— RECORDS FOR PROCESSING —
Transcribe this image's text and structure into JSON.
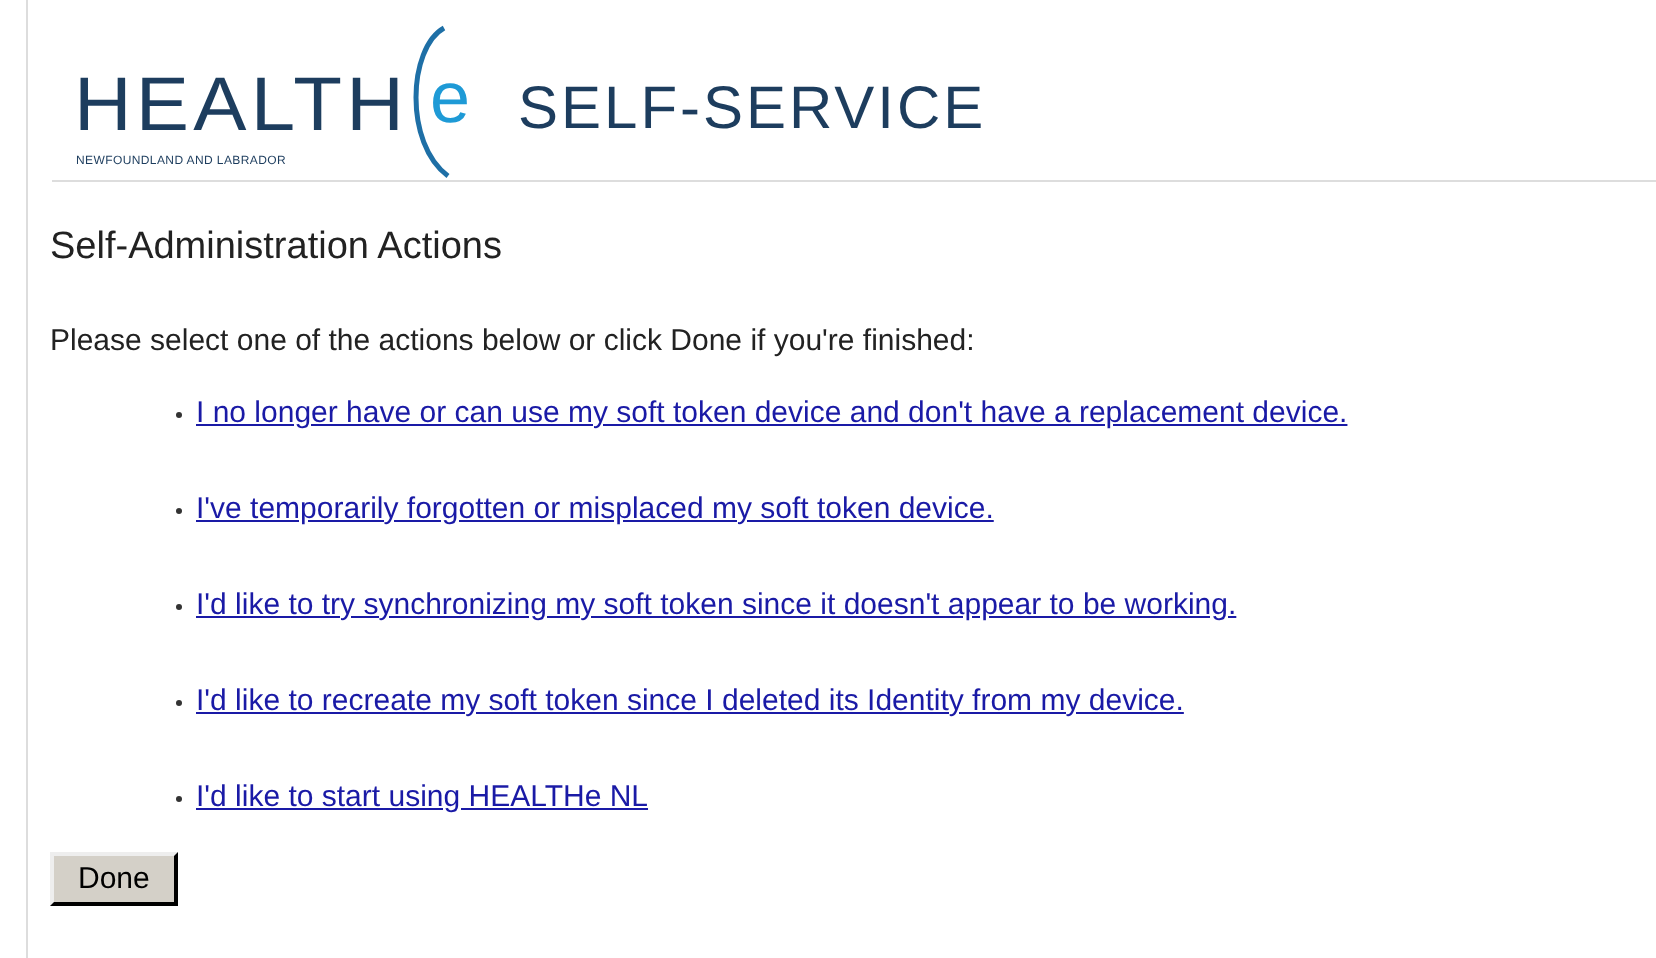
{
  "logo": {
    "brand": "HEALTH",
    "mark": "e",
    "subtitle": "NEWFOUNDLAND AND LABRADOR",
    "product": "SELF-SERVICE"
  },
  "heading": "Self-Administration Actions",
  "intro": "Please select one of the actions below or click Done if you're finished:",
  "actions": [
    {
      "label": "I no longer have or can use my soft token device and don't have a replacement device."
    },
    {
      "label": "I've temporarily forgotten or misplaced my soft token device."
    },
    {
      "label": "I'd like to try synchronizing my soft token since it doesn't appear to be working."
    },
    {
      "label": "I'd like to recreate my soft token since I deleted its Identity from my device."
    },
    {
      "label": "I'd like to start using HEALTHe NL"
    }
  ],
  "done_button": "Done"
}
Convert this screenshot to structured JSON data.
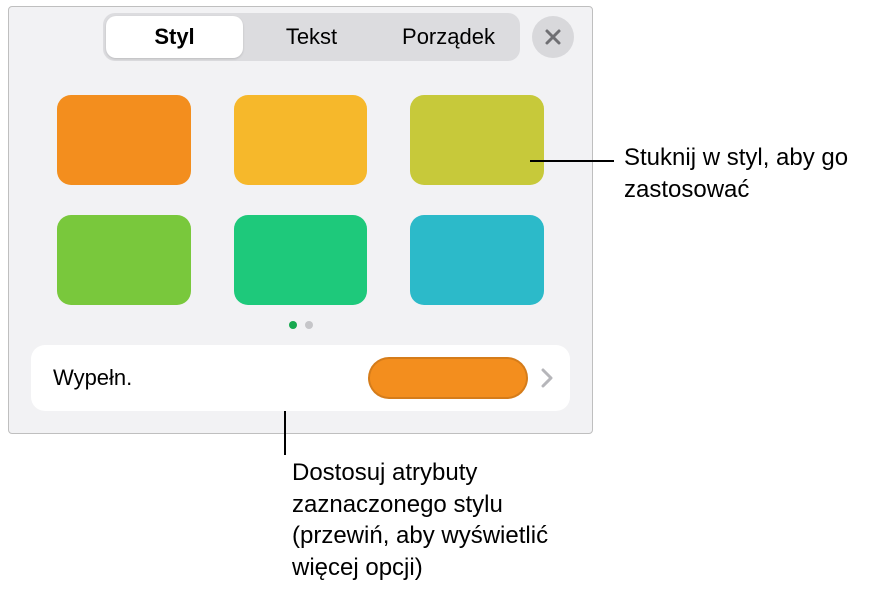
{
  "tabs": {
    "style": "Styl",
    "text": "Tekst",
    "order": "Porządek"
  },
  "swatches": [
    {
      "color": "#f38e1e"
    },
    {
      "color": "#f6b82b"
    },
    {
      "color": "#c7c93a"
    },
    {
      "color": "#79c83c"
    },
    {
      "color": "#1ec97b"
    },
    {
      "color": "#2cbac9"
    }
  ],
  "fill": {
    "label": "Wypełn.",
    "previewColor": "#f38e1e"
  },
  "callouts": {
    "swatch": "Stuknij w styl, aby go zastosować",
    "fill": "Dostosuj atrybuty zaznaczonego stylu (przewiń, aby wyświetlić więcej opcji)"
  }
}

— EXERCISE —
Look through the entries above; copy each line where the string "fill" appears.

— SOLUTION FOR THIS PROBLEM —
  "fill": {
    "fill": "Dostosuj atrybuty zaznaczonego stylu (przewiń, aby wyświetlić więcej opcji)"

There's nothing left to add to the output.